Give the number of lines below that contain "name", with no other output.

[The records]
_ _ _ _ _

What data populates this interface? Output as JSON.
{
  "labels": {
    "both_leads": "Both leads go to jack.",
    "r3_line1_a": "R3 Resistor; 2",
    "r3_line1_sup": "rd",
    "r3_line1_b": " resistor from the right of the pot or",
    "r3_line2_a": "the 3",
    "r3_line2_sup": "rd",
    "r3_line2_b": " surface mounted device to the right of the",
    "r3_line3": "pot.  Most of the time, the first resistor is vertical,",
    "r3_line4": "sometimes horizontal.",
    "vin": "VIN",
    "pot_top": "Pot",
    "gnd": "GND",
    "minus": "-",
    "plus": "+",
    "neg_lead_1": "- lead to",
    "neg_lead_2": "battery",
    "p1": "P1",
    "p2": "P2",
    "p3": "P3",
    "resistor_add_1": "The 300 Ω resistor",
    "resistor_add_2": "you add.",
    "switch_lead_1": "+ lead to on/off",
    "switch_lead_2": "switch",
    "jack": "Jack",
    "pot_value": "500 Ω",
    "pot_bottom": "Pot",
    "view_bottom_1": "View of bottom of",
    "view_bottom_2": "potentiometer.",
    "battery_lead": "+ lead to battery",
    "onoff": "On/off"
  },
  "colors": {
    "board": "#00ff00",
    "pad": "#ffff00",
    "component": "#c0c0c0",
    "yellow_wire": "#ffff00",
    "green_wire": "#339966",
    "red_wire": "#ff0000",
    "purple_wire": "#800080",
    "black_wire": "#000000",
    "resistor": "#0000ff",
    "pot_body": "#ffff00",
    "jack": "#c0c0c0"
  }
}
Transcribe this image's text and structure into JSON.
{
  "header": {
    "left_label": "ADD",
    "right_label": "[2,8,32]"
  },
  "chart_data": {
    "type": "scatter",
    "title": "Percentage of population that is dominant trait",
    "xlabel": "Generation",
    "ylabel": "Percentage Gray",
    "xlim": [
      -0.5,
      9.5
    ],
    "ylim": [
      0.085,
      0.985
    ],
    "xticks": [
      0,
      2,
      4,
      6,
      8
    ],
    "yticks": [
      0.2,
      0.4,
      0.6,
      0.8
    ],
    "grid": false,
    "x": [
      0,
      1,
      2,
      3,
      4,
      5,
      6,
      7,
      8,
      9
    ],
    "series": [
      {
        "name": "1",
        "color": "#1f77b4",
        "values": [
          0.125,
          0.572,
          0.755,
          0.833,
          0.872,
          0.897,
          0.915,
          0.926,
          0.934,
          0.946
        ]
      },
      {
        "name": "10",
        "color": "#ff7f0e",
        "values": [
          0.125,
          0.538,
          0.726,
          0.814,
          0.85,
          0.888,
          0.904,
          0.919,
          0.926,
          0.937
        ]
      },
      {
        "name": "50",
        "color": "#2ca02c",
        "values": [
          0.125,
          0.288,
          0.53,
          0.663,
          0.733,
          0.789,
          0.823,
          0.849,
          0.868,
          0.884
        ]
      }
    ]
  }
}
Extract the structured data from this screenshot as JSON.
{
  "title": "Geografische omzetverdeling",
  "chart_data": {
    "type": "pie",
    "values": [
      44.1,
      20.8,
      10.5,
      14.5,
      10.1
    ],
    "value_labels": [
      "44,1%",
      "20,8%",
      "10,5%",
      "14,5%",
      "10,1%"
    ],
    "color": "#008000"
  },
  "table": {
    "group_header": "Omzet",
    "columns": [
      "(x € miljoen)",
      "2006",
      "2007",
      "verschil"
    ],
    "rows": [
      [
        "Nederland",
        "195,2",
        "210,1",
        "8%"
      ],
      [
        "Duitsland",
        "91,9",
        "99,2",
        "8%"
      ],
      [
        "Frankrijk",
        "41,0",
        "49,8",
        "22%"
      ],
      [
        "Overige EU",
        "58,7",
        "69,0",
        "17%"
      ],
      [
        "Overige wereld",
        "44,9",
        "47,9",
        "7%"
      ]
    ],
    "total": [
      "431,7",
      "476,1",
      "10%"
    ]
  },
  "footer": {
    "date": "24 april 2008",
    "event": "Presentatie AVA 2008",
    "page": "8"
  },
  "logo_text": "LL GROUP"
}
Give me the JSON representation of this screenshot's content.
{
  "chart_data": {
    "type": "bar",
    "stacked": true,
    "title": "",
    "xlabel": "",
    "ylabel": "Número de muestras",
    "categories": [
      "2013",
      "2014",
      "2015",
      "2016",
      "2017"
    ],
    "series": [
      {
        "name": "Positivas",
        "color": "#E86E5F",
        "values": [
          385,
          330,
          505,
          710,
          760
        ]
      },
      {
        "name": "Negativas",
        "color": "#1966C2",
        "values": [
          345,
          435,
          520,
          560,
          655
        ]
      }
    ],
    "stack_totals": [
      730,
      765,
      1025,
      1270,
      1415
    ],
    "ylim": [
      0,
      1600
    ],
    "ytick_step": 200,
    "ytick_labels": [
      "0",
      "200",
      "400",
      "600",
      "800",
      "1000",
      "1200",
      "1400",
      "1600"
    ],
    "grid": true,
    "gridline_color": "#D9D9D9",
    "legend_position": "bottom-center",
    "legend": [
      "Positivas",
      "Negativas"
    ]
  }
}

_ _ _ _ _

[Expected answer]
5